[Raw records]
'''

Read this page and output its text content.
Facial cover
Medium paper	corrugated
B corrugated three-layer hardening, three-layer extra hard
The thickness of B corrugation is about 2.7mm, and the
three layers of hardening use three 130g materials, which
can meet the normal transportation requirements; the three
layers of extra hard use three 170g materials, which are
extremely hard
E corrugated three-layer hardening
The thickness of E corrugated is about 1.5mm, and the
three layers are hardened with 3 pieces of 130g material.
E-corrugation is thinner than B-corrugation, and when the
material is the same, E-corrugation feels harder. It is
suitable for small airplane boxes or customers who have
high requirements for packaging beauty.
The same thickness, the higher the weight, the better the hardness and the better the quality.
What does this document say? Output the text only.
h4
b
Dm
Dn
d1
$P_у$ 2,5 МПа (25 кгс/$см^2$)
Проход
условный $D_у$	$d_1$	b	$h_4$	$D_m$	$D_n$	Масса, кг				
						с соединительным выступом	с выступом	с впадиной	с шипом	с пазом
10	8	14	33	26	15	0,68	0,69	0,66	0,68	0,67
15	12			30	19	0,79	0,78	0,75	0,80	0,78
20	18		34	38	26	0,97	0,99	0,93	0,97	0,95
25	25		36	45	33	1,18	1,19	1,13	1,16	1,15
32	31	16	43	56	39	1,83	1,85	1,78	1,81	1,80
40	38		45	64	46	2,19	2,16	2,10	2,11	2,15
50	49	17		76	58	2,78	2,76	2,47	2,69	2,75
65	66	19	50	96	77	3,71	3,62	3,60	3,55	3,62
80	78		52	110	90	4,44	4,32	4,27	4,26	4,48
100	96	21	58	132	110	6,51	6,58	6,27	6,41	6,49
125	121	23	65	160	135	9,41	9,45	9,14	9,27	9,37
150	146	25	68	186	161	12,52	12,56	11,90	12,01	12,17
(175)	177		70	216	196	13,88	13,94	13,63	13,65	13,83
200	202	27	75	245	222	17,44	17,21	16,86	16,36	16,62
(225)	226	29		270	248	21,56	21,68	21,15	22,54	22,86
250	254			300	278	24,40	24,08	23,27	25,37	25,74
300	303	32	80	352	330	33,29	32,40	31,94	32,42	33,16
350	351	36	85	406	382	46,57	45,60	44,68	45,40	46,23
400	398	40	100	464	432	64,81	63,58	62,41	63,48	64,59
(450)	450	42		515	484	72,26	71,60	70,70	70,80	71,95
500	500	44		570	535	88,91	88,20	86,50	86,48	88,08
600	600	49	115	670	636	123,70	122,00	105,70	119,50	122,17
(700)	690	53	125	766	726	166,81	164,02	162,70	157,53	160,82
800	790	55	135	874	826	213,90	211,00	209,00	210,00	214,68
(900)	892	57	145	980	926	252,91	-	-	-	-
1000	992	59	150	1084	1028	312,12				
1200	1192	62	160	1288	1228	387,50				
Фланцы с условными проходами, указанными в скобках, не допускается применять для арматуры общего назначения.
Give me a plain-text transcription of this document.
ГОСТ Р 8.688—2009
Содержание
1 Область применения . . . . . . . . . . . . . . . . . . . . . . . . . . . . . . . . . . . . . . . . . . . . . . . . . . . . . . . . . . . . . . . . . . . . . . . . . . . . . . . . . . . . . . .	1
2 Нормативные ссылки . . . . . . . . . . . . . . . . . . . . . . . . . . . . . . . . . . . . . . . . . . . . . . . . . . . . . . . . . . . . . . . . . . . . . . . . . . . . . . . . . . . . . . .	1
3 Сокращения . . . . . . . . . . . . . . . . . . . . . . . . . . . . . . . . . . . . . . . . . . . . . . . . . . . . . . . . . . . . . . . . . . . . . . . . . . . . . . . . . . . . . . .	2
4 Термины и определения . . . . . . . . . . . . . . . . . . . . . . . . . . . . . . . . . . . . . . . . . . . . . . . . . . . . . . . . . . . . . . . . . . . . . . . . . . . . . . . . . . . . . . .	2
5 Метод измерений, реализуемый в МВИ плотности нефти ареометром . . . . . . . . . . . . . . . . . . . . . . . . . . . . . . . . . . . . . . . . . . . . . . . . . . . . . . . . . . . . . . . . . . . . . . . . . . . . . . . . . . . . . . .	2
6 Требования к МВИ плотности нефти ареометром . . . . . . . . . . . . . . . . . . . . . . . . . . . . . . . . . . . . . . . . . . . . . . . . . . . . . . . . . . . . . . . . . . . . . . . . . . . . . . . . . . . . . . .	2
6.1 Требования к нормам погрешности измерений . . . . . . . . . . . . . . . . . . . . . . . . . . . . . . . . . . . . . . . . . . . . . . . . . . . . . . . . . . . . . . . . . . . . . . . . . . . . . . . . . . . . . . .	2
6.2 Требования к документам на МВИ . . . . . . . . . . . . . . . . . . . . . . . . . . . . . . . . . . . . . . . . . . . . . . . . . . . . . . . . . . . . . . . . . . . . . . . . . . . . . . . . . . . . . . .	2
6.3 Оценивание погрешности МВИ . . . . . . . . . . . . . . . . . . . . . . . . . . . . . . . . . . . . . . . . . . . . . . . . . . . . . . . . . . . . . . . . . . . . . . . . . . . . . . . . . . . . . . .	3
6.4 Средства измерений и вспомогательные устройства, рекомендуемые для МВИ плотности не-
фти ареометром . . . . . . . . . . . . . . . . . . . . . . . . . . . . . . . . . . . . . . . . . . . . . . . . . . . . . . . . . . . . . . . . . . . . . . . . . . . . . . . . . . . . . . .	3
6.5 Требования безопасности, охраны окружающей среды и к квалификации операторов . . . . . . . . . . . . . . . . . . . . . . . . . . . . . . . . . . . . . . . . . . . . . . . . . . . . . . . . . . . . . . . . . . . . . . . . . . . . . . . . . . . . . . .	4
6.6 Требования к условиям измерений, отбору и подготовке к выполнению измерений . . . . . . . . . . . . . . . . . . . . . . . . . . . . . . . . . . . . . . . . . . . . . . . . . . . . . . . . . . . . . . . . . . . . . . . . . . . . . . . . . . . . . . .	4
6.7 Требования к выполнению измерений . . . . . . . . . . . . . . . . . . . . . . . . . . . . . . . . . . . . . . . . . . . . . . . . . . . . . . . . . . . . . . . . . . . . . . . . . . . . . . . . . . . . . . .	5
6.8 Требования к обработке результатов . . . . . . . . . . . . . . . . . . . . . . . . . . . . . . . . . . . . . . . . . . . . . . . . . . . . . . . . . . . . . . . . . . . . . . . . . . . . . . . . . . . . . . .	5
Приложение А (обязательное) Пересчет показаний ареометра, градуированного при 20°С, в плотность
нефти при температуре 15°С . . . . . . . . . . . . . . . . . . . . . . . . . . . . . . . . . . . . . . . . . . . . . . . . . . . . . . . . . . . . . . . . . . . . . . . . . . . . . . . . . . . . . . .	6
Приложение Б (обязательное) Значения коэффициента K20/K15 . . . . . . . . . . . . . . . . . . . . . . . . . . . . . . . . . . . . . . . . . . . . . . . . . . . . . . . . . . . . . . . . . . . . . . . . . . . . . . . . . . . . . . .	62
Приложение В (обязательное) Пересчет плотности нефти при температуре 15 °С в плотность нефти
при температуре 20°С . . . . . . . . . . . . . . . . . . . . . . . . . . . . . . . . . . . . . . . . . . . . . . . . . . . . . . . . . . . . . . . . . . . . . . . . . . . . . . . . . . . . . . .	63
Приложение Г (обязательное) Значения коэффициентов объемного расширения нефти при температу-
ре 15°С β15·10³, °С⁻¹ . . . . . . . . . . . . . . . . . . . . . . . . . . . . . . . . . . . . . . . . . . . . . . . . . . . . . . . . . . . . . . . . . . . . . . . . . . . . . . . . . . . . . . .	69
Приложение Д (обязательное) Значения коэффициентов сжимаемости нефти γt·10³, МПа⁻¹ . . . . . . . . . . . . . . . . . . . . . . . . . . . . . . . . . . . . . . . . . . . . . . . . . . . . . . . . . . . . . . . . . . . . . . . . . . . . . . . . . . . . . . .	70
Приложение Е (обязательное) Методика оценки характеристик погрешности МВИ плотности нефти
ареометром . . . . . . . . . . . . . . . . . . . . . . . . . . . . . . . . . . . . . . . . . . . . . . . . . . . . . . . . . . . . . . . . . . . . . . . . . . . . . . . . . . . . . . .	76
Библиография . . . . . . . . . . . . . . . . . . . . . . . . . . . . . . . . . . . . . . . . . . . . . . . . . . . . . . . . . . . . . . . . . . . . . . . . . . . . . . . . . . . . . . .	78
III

'''

- Brief -
Collect each line of the entries that has the word "измерений", copying it in full.

- Problem solution -
5 Метод измерений, реализуемый в МВИ плотности нефти ареометром . . . . . . . . . . . . . . . . . . . . . . . . . . . . . . . . . . . . . . . . . . . . . . . . . . . . . . . . . . . . . . . . . . . . . . . . . . . . . . . . . . . . . . .	2
6.1 Требования к нормам погрешности измерений . . . . . . . . . . . . . . . . . . . . . . . . . . . . . . . . . . . . . . . . . . . . . . . . . . . . . . . . . . . . . . . . . . . . . . . . . . . . . . . . . . . . . . .	2
6.4 Средства измерений и вспомогательные устройства, рекомендуемые для МВИ плотности не-
6.6 Требования к условиям измерений, отбору и подготовке к выполнению измерений . . . . . . . . . . . . . . . . . . . . . . . . . . . . . . . . . . . . . . . . . . . . . . . . . . . . . . . . . . . . . . . . . . . . . . . . . . . . . . . . . . . . . . .	4
6.7 Требования к выполнению измерений . . . . . . . . . . . . . . . . . . . . . . . . . . . . . . . . . . . . . . . . . . . . . . . . . . . . . . . . . . . . . . . . . . . . . . . . . . . . . . . . . . . . . . .	5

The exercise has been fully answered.